### RECORDS FOR THE EXERCISE

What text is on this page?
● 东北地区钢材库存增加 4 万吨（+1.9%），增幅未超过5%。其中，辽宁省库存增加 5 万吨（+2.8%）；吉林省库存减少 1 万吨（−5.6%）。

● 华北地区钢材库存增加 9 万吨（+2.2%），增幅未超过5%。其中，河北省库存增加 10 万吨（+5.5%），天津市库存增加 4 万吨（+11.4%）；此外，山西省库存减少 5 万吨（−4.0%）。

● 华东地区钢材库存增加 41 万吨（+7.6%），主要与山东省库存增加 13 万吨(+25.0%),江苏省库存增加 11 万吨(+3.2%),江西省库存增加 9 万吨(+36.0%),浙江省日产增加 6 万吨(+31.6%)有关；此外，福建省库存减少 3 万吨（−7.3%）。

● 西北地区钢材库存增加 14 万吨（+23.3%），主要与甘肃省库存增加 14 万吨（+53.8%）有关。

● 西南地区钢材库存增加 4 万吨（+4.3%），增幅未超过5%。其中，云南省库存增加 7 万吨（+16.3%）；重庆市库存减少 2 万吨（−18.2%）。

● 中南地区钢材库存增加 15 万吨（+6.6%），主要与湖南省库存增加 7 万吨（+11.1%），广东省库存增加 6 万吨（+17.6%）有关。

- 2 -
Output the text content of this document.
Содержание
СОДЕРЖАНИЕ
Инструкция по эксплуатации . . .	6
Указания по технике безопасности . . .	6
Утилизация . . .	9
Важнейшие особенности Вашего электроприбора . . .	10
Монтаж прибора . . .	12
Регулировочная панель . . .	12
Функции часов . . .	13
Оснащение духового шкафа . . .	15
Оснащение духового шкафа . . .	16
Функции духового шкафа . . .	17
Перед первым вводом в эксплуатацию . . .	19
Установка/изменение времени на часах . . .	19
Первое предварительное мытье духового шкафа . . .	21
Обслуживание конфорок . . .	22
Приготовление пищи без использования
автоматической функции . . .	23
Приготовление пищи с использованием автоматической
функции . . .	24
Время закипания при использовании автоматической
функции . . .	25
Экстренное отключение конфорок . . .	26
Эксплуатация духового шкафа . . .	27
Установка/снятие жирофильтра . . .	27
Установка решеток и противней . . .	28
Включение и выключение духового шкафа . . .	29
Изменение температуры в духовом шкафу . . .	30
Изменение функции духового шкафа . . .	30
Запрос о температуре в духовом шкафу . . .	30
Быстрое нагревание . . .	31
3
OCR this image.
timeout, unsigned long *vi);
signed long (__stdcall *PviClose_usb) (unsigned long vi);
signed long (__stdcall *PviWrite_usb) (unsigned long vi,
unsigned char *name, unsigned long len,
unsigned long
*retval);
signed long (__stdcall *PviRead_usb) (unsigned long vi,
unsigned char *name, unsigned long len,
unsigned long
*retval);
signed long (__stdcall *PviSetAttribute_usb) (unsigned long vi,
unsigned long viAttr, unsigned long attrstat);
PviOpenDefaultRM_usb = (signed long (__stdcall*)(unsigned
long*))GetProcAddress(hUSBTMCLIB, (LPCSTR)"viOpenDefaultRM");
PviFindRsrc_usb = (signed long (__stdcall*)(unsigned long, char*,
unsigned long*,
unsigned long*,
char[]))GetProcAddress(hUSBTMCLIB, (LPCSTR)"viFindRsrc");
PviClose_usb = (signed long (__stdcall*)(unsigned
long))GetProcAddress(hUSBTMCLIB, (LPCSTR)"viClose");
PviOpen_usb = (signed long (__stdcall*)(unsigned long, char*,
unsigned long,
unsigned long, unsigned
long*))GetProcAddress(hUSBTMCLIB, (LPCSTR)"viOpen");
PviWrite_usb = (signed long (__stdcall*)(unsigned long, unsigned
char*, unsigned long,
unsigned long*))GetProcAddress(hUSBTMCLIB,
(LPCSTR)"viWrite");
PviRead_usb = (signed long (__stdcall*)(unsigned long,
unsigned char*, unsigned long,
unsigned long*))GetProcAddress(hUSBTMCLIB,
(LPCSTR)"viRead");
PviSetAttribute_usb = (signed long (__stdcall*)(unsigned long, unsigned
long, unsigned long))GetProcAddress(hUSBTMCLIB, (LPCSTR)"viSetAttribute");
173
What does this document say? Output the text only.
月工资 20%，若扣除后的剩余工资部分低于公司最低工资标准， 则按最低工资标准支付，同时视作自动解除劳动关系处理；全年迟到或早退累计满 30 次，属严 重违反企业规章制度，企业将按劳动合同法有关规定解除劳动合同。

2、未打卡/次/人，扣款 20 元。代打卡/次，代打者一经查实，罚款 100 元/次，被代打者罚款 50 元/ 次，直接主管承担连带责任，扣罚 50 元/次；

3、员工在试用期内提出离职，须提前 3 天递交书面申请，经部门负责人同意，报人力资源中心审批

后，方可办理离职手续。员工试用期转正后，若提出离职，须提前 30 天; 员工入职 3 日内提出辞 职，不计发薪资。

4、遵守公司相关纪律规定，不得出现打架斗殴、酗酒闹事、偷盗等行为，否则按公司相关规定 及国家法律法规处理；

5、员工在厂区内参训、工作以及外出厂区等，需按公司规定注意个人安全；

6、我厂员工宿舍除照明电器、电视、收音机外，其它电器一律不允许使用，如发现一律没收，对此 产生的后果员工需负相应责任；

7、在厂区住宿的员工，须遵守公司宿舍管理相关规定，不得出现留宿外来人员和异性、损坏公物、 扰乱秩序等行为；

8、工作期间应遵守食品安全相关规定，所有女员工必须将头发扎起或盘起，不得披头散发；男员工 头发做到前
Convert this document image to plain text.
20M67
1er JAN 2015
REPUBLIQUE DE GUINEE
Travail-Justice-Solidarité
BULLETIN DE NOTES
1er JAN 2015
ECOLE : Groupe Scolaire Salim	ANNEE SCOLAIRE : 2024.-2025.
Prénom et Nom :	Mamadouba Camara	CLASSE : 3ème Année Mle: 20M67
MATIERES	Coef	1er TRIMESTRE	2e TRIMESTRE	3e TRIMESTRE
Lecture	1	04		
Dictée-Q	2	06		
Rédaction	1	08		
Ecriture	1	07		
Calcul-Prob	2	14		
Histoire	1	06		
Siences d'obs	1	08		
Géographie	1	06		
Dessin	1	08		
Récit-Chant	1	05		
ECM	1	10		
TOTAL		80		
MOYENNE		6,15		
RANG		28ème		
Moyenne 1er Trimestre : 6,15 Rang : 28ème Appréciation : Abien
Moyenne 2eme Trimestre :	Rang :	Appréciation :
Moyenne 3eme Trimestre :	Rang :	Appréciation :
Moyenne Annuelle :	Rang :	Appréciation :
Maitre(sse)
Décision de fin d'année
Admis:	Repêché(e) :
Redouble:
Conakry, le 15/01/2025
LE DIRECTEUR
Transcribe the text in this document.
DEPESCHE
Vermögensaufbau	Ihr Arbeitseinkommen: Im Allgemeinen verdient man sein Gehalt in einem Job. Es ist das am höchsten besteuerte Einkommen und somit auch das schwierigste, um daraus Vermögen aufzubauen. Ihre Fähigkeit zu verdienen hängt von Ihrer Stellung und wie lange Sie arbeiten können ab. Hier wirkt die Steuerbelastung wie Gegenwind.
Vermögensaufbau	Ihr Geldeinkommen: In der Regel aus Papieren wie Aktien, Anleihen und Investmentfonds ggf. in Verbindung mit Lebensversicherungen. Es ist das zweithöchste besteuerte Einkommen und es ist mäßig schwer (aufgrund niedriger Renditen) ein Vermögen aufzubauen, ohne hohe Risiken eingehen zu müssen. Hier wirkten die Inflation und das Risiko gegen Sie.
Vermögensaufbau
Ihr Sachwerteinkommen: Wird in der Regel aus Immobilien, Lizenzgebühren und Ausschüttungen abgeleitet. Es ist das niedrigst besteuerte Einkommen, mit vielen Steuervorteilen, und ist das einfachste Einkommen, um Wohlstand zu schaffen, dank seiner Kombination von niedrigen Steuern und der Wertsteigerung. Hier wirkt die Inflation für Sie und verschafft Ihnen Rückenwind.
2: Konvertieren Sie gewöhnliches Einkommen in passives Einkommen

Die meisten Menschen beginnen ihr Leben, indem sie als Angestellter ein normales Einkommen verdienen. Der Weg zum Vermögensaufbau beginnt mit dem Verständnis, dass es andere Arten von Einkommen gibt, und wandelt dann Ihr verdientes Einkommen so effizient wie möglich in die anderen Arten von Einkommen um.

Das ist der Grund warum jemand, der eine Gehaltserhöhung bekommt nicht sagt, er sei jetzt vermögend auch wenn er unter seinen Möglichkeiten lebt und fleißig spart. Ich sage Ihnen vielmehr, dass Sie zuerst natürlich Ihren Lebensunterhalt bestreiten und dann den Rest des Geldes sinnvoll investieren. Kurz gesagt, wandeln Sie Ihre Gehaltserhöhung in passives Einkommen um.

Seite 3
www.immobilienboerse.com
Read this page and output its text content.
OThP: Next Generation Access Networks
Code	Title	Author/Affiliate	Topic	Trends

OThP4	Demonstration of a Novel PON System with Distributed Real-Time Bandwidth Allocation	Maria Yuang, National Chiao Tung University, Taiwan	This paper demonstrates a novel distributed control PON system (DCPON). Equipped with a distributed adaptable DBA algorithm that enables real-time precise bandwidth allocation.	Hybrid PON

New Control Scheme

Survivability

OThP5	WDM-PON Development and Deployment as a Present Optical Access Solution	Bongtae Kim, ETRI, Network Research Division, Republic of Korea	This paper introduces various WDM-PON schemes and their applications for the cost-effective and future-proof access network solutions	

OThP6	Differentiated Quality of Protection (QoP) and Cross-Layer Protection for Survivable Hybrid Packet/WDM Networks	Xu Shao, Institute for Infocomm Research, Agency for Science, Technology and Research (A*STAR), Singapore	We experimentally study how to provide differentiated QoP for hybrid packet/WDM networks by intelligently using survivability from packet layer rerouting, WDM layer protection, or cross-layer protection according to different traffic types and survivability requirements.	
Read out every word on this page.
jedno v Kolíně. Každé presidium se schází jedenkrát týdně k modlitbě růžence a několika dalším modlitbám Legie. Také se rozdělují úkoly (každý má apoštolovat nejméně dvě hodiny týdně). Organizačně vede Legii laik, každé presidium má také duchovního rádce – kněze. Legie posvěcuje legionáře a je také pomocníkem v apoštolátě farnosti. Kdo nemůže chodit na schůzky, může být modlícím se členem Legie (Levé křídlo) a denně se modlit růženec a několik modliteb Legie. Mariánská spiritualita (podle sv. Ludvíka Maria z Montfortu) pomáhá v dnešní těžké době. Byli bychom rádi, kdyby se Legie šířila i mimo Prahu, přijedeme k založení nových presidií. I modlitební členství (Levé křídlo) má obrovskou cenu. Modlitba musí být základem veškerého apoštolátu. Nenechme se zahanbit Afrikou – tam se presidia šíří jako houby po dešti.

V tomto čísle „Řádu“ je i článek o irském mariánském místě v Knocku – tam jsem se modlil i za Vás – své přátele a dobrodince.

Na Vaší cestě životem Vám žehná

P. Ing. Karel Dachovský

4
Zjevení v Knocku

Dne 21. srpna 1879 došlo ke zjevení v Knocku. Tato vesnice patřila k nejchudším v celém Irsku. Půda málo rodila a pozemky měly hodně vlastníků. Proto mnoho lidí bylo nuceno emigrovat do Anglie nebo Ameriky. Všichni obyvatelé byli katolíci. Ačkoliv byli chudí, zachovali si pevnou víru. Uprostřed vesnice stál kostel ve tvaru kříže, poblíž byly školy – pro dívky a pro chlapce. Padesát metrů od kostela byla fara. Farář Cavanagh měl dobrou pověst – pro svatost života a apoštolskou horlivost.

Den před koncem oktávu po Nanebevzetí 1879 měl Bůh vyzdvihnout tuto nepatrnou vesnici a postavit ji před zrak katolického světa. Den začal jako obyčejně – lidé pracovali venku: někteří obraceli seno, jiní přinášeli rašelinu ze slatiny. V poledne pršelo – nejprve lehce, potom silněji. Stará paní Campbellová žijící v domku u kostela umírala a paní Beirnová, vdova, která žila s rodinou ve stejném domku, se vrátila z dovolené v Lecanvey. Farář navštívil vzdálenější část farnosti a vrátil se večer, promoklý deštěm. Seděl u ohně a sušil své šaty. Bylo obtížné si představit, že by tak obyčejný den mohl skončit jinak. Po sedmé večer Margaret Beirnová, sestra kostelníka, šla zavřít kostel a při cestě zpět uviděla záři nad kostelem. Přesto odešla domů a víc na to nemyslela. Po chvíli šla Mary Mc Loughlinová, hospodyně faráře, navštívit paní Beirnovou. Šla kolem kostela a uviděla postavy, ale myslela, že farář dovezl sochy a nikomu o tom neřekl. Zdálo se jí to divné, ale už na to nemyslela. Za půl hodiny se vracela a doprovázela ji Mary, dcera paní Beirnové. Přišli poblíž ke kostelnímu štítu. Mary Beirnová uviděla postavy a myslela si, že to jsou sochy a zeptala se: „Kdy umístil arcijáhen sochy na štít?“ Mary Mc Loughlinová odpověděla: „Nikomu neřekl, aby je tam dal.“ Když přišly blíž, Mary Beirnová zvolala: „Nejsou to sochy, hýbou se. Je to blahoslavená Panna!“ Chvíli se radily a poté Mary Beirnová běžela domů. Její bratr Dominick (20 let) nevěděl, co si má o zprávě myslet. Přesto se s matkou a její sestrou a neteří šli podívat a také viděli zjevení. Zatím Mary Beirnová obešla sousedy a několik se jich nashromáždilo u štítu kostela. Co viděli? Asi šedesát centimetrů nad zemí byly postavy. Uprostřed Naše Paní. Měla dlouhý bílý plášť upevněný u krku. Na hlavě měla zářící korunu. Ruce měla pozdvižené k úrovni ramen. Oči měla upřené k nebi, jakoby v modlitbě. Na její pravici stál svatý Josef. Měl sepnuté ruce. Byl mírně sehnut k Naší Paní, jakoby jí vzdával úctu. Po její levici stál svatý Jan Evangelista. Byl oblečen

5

######

PROBLEM STATEMENT: Gather every line from the entries above where the word "verdienen" appears, and copy them.

FINAL RESULT:
Vermögensaufbau	Ihr Arbeitseinkommen: Im Allgemeinen verdient man sein Gehalt in einem Job. Es ist das am höchsten besteuerte Einkommen und somit auch das schwierigste, um daraus Vermögen aufzubauen. Ihre Fähigkeit zu verdienen hängt von Ihrer Stellung und wie lange Sie arbeiten können ab. Hier wirkt die Steuerbelastung wie Gegenwind.
Die meisten Menschen beginnen ihr Leben, indem sie als Angestellter ein normales Einkommen verdienen. Der Weg zum Vermögensaufbau beginnt mit dem Verständnis, dass es andere Arten von Einkommen gibt, und wandelt dann Ihr verdientes Einkommen so effizient wie möglich in die anderen Arten von Einkommen um.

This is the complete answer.